(Records of labeled boxes)

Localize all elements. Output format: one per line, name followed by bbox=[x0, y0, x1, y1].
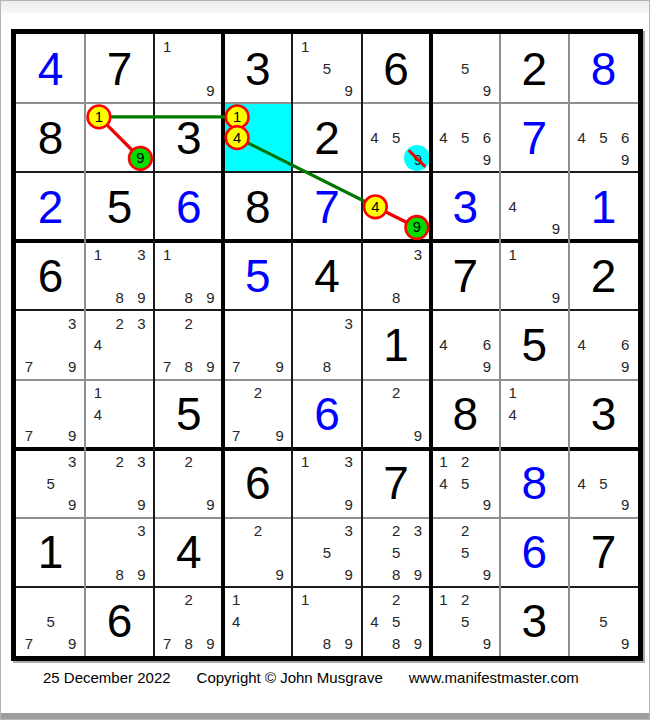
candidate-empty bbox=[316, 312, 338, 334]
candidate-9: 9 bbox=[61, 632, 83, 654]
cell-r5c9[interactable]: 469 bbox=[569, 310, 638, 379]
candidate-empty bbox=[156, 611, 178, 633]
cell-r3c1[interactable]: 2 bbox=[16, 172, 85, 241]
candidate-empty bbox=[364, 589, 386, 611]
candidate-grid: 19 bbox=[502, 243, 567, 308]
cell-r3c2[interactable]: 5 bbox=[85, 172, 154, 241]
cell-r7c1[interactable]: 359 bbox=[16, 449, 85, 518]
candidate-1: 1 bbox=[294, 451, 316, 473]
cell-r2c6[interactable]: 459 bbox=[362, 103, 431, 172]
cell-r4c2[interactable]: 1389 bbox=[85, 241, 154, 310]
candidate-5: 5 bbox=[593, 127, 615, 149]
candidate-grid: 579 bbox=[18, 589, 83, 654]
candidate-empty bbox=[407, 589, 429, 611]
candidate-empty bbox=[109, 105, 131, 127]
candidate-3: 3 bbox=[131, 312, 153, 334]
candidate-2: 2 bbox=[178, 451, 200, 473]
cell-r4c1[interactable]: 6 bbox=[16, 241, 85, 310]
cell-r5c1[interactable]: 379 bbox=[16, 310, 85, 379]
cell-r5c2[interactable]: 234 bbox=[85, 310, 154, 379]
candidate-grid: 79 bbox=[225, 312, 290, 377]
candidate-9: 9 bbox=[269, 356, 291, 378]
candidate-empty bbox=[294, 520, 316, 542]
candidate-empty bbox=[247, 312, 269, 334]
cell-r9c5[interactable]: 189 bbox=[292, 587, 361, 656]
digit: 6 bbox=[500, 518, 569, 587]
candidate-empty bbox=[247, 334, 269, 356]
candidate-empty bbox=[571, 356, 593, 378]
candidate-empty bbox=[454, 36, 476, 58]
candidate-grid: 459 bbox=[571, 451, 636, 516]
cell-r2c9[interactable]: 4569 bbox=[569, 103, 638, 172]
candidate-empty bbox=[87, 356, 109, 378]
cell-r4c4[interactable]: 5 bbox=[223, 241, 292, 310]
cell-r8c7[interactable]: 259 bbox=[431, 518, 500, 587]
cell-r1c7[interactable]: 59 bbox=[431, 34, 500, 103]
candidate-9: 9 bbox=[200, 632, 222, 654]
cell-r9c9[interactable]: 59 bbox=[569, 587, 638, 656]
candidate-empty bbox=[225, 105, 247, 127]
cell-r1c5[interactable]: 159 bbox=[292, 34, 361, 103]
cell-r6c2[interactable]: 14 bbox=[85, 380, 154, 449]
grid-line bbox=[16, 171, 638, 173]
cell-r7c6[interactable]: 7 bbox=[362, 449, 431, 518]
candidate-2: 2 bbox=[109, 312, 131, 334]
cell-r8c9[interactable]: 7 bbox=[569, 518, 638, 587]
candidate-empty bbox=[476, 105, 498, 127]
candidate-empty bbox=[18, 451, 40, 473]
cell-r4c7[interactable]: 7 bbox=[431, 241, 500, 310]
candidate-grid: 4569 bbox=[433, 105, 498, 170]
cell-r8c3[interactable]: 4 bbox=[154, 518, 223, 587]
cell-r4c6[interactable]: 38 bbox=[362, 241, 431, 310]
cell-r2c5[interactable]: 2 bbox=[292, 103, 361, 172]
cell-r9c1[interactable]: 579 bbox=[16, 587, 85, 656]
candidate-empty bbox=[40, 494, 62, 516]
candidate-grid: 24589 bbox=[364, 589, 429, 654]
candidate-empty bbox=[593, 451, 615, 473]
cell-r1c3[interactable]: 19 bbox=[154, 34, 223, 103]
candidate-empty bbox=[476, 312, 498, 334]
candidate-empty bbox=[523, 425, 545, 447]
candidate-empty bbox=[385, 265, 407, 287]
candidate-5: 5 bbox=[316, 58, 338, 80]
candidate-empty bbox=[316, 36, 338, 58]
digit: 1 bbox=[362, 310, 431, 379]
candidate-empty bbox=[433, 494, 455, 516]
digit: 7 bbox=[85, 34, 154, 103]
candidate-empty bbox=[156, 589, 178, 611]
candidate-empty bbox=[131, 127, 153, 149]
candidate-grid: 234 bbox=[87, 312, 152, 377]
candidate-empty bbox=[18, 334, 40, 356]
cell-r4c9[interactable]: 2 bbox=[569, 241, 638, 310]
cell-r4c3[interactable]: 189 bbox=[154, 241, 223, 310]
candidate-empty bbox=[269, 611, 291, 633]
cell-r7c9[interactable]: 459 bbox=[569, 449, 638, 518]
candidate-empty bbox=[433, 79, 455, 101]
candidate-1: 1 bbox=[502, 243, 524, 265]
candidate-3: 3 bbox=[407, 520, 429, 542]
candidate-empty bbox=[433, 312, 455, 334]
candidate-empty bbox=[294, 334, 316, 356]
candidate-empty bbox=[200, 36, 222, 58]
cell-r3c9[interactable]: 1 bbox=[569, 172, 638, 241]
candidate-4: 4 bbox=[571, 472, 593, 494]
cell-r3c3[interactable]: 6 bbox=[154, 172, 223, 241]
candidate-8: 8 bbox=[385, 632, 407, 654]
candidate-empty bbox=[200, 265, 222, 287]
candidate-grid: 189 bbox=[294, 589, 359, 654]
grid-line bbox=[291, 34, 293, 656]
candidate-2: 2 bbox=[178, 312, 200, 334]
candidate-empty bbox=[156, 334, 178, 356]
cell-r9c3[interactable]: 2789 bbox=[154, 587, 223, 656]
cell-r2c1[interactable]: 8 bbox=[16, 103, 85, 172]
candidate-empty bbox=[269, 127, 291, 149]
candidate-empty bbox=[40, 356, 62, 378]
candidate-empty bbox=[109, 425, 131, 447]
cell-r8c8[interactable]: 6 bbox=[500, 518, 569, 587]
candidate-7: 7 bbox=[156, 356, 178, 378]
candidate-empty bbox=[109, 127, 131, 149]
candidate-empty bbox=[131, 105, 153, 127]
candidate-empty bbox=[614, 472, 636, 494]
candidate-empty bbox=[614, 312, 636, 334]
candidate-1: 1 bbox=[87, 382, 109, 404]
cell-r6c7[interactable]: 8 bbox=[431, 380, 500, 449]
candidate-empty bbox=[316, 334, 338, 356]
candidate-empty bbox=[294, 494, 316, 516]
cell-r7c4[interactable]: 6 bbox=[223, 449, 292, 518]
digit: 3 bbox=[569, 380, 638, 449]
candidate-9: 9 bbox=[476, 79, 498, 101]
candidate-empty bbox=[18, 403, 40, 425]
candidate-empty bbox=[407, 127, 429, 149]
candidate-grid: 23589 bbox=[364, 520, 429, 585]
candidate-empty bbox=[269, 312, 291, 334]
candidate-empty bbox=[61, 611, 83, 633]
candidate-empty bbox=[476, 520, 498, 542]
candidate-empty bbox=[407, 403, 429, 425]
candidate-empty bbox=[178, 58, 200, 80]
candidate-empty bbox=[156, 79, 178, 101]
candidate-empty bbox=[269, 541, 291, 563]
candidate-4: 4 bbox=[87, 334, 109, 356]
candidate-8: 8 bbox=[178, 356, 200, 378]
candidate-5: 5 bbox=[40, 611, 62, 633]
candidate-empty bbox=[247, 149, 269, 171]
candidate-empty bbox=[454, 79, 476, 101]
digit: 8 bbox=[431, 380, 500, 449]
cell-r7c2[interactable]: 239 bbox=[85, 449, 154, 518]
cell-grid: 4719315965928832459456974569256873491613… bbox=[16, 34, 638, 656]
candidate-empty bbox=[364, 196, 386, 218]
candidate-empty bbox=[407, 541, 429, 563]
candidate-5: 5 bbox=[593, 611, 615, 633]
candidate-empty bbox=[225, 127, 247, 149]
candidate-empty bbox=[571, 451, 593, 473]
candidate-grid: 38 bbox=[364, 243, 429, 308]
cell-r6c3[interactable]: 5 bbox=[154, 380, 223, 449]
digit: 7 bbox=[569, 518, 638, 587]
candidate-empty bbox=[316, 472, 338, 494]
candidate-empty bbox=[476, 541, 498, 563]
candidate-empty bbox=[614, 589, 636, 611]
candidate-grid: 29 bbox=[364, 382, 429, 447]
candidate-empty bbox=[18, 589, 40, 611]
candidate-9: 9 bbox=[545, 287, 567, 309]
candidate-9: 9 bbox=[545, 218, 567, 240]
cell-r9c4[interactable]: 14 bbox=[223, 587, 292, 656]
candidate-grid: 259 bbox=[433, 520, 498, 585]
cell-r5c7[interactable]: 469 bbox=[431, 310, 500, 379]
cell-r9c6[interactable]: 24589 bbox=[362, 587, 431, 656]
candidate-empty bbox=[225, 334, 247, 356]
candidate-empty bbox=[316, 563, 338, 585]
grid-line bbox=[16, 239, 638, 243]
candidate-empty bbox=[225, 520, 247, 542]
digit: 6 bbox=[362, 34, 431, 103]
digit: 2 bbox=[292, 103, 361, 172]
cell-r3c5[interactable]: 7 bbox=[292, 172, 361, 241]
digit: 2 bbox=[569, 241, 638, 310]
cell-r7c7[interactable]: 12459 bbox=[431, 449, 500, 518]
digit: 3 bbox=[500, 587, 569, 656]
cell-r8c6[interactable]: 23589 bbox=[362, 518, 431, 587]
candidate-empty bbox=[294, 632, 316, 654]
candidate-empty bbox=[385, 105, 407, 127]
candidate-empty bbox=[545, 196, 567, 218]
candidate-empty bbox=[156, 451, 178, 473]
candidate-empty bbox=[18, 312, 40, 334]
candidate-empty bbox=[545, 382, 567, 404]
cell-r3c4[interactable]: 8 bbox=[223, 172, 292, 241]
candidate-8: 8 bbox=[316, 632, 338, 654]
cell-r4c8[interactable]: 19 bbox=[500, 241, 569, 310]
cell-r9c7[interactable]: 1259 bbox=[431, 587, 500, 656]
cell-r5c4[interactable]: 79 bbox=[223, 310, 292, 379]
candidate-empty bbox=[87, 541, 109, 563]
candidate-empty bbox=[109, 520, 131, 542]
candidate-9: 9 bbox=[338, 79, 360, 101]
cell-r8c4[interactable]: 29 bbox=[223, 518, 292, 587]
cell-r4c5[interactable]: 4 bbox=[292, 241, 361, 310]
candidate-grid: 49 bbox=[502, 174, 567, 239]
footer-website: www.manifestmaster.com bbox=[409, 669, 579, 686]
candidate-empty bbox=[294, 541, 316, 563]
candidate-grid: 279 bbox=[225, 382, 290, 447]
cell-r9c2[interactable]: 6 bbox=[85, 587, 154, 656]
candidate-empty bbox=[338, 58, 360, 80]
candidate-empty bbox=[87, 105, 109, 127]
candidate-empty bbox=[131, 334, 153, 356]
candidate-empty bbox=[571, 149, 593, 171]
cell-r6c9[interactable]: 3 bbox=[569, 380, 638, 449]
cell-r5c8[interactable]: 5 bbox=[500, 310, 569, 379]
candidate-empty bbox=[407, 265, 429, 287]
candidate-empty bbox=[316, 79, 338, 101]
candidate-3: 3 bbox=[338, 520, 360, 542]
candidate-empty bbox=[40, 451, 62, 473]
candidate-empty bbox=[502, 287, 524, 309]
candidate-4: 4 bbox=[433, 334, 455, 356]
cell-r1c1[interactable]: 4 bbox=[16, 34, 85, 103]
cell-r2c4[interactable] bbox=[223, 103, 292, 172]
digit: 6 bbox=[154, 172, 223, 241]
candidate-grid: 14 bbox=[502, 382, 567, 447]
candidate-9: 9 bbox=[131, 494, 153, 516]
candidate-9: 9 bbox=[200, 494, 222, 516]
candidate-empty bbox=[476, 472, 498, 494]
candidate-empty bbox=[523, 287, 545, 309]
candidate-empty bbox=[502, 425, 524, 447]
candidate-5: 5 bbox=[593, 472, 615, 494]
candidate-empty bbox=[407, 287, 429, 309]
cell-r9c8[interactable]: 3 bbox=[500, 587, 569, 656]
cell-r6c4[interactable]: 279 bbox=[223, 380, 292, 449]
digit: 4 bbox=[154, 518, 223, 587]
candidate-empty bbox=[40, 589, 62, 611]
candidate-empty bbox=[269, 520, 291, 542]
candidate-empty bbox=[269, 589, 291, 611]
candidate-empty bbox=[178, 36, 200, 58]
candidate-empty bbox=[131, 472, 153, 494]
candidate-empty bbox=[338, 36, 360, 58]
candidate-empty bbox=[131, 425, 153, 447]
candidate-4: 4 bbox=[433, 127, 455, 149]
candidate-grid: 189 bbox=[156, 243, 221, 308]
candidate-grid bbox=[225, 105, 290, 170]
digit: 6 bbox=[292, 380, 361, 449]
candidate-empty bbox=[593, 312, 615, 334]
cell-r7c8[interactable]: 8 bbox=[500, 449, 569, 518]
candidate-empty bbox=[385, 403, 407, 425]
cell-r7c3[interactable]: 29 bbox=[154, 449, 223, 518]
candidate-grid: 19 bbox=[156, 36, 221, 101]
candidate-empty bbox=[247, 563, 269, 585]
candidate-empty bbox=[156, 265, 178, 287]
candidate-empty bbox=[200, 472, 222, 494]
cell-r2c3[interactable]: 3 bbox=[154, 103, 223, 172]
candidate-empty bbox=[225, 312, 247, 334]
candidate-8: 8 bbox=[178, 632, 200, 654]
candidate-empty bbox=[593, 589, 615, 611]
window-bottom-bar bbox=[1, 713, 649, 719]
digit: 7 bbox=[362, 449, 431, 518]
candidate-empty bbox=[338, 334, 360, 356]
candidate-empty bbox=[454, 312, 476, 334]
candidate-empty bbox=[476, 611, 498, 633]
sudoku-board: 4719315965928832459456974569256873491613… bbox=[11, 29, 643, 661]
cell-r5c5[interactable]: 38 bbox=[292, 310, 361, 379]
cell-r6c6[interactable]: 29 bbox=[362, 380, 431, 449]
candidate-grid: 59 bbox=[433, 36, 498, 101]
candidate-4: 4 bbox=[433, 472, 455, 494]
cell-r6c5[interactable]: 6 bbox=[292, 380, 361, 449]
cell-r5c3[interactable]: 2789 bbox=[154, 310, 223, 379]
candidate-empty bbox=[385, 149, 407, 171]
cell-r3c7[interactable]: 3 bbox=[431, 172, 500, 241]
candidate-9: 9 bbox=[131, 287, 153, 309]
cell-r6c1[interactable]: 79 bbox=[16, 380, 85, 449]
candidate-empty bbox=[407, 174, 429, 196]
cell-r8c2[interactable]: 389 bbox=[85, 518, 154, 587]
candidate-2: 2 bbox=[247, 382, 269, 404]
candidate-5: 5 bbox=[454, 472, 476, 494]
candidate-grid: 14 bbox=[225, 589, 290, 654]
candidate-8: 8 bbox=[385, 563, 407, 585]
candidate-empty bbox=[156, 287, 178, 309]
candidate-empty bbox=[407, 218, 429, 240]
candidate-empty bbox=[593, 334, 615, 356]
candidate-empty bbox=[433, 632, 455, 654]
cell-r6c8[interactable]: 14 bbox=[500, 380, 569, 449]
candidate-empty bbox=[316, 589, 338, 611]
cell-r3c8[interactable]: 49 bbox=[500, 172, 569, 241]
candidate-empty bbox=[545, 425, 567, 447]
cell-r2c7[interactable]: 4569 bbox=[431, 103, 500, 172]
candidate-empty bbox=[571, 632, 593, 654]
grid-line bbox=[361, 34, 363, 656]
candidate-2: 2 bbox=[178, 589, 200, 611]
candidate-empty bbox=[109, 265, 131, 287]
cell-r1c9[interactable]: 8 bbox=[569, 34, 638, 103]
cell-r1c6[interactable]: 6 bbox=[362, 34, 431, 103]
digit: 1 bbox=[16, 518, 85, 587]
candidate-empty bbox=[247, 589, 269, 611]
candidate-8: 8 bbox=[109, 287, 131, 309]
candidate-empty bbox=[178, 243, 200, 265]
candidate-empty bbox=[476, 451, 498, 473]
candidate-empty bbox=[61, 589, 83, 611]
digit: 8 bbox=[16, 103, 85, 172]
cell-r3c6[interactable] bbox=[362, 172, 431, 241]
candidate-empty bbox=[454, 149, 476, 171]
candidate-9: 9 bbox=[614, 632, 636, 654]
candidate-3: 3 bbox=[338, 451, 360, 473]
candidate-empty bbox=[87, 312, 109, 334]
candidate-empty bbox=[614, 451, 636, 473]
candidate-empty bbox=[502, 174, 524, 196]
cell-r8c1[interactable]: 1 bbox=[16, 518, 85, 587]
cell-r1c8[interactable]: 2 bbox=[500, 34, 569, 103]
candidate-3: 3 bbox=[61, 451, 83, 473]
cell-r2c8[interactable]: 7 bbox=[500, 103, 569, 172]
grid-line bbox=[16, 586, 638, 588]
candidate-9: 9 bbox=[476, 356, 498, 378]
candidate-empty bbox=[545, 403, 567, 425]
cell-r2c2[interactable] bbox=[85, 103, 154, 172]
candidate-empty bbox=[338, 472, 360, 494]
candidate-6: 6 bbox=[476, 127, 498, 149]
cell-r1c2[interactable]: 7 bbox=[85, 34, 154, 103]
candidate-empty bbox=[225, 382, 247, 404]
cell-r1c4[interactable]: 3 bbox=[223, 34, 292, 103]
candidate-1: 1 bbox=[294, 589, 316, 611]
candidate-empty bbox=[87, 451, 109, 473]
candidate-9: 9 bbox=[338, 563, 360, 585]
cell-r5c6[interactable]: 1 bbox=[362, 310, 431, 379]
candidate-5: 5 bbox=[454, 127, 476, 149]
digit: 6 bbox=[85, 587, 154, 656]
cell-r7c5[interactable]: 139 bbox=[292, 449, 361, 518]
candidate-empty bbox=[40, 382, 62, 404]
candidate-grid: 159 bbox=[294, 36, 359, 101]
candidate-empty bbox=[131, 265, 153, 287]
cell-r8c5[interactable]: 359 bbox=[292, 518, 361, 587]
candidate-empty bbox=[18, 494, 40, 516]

» YOUR GOAL
Copy out, word for word, the lines above from the one containing "candidate-empty bbox=[316, 312, 338, 334]" up to and including the one containing "candidate-1: 1 bbox=[294, 451, 316, 473]".

» ANSWER BELOW
candidate-empty bbox=[316, 312, 338, 334]
candidate-9: 9 bbox=[61, 632, 83, 654]
cell-r5c9[interactable]: 469 bbox=[569, 310, 638, 379]
candidate-empty bbox=[156, 611, 178, 633]
cell-r3c1[interactable]: 2 bbox=[16, 172, 85, 241]
candidate-empty bbox=[364, 589, 386, 611]
candidate-grid: 19 bbox=[502, 243, 567, 308]
cell-r3c2[interactable]: 5 bbox=[85, 172, 154, 241]
cell-r7c1[interactable]: 359 bbox=[16, 449, 85, 518]
candidate-1: 1 bbox=[294, 451, 316, 473]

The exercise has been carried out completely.